- Written task: Return each line containing the string "Select".

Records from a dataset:

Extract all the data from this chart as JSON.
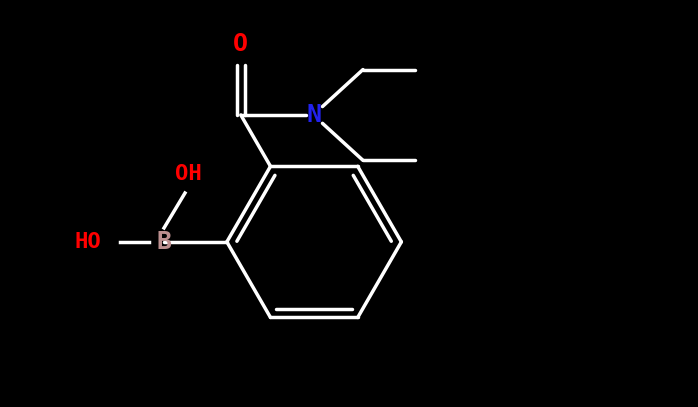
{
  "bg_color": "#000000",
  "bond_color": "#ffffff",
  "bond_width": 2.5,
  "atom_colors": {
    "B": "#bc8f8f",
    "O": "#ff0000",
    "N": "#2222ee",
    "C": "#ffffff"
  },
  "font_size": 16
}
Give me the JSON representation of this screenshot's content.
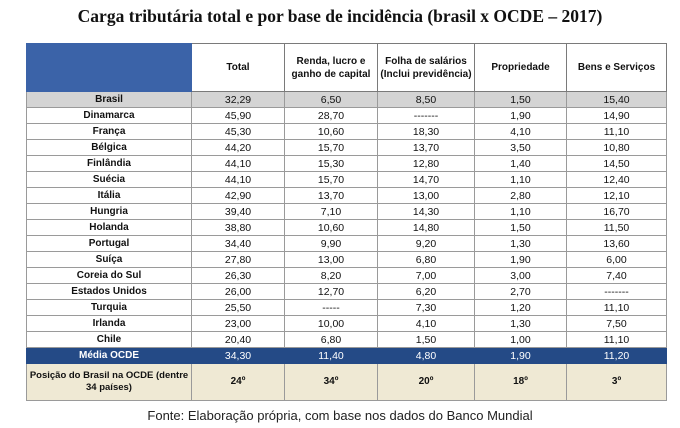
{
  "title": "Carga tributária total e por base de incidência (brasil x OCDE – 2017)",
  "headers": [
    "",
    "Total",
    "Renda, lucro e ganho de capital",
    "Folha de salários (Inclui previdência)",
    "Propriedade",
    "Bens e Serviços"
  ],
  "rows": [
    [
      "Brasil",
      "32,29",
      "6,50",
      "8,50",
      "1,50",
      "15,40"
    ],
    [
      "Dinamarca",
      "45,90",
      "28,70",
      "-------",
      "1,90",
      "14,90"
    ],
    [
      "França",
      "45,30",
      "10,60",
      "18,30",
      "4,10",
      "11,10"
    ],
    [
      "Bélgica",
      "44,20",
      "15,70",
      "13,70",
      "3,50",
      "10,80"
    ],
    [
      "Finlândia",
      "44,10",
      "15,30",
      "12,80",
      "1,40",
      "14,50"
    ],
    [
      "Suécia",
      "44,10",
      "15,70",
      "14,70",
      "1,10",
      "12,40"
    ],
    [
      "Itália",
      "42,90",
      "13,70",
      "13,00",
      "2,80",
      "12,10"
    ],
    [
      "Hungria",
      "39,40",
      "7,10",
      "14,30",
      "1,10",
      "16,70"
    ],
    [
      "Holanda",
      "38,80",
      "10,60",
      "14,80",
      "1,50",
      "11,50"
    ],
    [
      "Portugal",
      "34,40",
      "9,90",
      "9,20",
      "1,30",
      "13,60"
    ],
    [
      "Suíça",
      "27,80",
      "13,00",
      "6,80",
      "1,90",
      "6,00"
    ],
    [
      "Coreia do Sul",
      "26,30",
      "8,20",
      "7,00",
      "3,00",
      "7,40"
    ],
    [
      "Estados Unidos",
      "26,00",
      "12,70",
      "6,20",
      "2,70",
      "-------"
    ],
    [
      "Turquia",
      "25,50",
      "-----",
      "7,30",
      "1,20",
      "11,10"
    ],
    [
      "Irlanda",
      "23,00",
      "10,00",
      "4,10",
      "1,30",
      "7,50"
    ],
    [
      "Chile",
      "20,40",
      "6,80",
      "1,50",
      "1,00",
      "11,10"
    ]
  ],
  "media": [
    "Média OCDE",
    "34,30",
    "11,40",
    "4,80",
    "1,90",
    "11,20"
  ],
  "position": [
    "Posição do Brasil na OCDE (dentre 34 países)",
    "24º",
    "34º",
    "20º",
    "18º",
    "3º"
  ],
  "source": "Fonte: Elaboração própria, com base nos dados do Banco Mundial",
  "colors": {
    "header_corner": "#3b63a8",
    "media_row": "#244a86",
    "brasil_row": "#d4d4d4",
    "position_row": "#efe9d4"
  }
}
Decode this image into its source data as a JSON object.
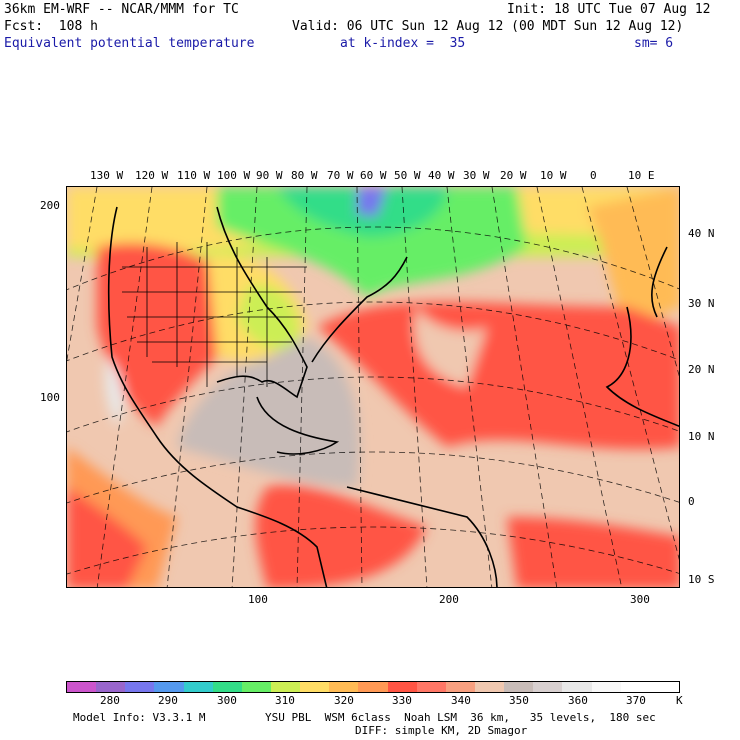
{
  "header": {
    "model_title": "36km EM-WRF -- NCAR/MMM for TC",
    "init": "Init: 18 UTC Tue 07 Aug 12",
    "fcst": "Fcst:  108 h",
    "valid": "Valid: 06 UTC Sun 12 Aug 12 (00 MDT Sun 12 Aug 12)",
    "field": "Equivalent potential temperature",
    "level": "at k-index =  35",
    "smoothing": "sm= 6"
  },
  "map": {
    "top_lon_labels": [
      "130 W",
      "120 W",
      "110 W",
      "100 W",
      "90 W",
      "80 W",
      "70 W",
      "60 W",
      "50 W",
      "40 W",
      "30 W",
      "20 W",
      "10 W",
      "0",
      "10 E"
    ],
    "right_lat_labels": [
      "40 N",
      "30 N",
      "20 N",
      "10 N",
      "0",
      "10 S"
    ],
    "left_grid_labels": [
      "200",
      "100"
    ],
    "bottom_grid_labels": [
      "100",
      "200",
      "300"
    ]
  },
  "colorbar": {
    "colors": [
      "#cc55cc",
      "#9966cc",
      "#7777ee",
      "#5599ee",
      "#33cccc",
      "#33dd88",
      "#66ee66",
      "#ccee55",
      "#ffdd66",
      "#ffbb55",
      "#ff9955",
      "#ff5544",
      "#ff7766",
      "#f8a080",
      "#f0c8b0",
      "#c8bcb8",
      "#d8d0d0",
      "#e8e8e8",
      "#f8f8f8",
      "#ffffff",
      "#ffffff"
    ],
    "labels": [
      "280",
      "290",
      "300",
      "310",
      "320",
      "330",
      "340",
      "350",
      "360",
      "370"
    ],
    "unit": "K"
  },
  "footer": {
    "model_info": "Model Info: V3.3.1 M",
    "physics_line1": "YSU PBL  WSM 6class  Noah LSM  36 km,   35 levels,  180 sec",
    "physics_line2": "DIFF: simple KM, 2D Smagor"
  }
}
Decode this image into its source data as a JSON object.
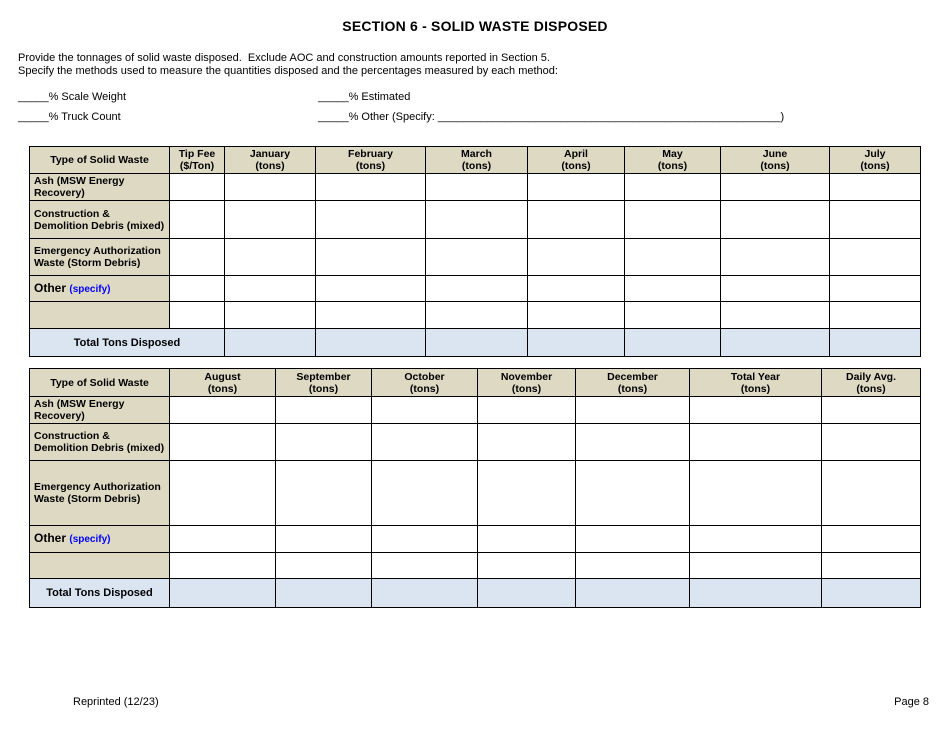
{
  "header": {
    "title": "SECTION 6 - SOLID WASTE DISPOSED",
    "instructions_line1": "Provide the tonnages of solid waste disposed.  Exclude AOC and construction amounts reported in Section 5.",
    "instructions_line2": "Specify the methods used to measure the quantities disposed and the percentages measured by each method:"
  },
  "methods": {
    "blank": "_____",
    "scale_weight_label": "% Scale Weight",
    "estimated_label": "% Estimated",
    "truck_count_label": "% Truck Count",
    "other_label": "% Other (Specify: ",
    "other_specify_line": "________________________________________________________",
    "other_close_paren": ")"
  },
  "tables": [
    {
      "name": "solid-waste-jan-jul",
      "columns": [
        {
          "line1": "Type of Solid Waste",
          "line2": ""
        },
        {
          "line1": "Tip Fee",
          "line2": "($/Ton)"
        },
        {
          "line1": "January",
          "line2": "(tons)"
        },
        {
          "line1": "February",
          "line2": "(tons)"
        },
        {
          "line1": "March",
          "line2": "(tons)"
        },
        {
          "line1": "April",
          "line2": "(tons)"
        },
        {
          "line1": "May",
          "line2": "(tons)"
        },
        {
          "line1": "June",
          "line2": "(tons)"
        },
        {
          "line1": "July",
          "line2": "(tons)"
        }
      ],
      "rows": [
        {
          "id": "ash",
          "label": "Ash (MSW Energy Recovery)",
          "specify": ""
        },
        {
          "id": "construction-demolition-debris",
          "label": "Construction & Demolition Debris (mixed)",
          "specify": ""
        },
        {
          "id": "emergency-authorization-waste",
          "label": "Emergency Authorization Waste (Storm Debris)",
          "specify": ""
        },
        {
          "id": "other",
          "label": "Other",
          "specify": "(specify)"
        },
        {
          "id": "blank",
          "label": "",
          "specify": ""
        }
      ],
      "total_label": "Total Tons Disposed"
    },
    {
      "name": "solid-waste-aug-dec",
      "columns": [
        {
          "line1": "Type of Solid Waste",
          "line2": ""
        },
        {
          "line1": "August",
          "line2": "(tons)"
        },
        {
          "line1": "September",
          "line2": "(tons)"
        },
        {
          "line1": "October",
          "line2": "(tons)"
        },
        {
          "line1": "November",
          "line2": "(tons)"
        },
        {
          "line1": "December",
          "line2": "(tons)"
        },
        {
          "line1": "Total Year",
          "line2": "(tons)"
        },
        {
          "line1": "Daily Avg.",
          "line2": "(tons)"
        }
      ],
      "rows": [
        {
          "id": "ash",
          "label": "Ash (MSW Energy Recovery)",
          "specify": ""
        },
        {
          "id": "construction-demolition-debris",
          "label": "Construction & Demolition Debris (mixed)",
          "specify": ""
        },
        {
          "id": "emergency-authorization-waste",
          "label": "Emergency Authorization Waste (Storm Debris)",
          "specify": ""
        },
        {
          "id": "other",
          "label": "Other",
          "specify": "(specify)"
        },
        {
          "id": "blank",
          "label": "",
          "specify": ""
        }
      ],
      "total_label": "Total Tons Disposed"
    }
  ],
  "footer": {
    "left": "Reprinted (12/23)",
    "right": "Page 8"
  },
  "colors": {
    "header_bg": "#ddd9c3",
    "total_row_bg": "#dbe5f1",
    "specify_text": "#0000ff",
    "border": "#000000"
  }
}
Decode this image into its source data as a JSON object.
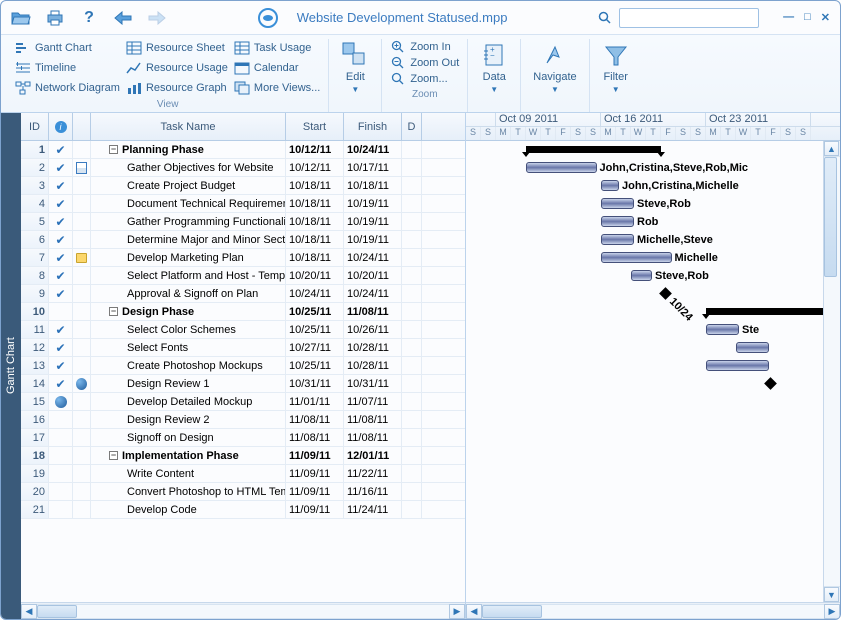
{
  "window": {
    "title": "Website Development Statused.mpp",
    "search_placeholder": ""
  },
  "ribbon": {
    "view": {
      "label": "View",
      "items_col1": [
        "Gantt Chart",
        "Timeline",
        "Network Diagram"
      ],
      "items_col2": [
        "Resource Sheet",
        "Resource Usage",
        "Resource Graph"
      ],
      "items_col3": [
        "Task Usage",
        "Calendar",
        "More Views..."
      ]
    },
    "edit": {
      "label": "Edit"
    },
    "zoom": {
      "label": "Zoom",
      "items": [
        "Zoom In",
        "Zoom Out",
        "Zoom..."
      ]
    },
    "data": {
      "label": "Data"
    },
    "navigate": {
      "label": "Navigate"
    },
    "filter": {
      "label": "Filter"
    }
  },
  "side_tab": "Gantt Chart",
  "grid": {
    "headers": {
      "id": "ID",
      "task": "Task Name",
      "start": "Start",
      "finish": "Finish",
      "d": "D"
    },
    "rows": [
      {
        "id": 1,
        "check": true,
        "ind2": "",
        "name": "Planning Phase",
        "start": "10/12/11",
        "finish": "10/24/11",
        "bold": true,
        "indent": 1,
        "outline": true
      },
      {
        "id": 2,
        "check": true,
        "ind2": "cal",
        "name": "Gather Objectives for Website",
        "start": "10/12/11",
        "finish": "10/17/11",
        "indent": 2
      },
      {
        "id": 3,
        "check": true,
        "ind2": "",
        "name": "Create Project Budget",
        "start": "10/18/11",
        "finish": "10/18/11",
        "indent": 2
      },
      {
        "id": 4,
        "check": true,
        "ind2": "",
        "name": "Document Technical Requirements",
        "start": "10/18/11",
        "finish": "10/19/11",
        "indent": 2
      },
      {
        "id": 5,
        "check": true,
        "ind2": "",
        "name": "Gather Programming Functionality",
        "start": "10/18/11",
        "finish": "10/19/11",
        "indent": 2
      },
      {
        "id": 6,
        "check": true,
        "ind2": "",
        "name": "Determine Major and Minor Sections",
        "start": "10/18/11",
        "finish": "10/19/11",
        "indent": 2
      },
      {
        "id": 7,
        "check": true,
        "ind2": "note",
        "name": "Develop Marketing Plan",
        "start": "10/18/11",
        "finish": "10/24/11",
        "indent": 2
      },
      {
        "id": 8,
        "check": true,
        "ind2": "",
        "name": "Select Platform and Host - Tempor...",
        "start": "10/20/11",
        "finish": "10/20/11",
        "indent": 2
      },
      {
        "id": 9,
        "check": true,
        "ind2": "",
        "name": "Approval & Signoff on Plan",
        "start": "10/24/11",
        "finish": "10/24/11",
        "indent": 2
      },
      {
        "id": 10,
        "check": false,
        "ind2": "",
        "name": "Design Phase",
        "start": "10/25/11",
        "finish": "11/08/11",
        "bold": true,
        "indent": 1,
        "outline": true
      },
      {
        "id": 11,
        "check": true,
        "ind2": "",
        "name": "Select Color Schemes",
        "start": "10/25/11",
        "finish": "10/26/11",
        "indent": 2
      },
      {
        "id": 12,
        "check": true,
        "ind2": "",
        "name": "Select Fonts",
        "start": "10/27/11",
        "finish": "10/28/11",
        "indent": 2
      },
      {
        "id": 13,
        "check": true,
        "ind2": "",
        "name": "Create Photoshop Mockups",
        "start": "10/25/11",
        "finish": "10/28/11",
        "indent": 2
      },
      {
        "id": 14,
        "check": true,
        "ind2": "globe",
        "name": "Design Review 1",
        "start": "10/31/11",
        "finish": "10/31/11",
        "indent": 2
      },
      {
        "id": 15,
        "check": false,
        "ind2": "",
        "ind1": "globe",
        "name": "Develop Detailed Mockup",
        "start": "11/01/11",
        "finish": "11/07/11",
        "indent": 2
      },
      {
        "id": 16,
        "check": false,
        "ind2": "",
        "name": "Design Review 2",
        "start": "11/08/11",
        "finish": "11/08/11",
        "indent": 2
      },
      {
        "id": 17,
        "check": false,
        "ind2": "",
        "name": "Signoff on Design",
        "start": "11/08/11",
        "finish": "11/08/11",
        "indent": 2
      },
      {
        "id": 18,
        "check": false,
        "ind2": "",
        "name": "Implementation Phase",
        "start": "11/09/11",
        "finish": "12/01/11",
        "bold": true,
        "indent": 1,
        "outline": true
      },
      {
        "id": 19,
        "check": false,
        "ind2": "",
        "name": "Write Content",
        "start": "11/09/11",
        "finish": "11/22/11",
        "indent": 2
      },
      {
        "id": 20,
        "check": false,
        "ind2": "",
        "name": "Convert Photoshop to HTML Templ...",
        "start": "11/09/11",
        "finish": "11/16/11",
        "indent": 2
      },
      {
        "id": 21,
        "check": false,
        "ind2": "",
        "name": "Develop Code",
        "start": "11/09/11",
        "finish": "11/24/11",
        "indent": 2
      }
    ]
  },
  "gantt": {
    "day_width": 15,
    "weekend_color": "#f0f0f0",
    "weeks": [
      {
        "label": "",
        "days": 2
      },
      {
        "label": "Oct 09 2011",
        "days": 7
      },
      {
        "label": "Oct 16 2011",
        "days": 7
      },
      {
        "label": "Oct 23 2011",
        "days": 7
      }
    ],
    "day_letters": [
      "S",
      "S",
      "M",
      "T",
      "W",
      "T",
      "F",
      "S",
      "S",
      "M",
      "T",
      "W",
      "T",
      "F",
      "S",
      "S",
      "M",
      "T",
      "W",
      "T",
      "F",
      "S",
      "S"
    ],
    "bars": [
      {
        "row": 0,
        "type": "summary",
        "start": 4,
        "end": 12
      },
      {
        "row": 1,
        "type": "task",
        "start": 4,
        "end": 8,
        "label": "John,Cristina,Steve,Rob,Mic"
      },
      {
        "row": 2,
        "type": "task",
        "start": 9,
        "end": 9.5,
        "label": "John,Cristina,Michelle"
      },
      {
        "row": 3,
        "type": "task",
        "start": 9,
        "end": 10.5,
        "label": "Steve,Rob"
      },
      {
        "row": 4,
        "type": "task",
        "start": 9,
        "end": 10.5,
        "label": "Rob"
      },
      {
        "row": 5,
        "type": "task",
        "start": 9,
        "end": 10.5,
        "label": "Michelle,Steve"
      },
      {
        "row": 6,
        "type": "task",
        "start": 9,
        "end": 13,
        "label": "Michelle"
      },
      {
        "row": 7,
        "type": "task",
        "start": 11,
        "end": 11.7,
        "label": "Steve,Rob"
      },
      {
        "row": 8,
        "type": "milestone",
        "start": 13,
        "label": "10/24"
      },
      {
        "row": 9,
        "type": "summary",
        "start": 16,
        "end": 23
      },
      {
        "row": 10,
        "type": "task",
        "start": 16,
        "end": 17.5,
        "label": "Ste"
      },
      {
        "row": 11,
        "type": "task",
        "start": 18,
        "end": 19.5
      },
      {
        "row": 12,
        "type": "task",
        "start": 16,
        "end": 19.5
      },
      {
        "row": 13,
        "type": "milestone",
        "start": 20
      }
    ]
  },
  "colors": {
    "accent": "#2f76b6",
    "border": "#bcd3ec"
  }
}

- Solution to this task:
        "name": "Select Platform and Host - Tempor...",
        "name": "Select Color Schemes",
        "name": "Select Fonts",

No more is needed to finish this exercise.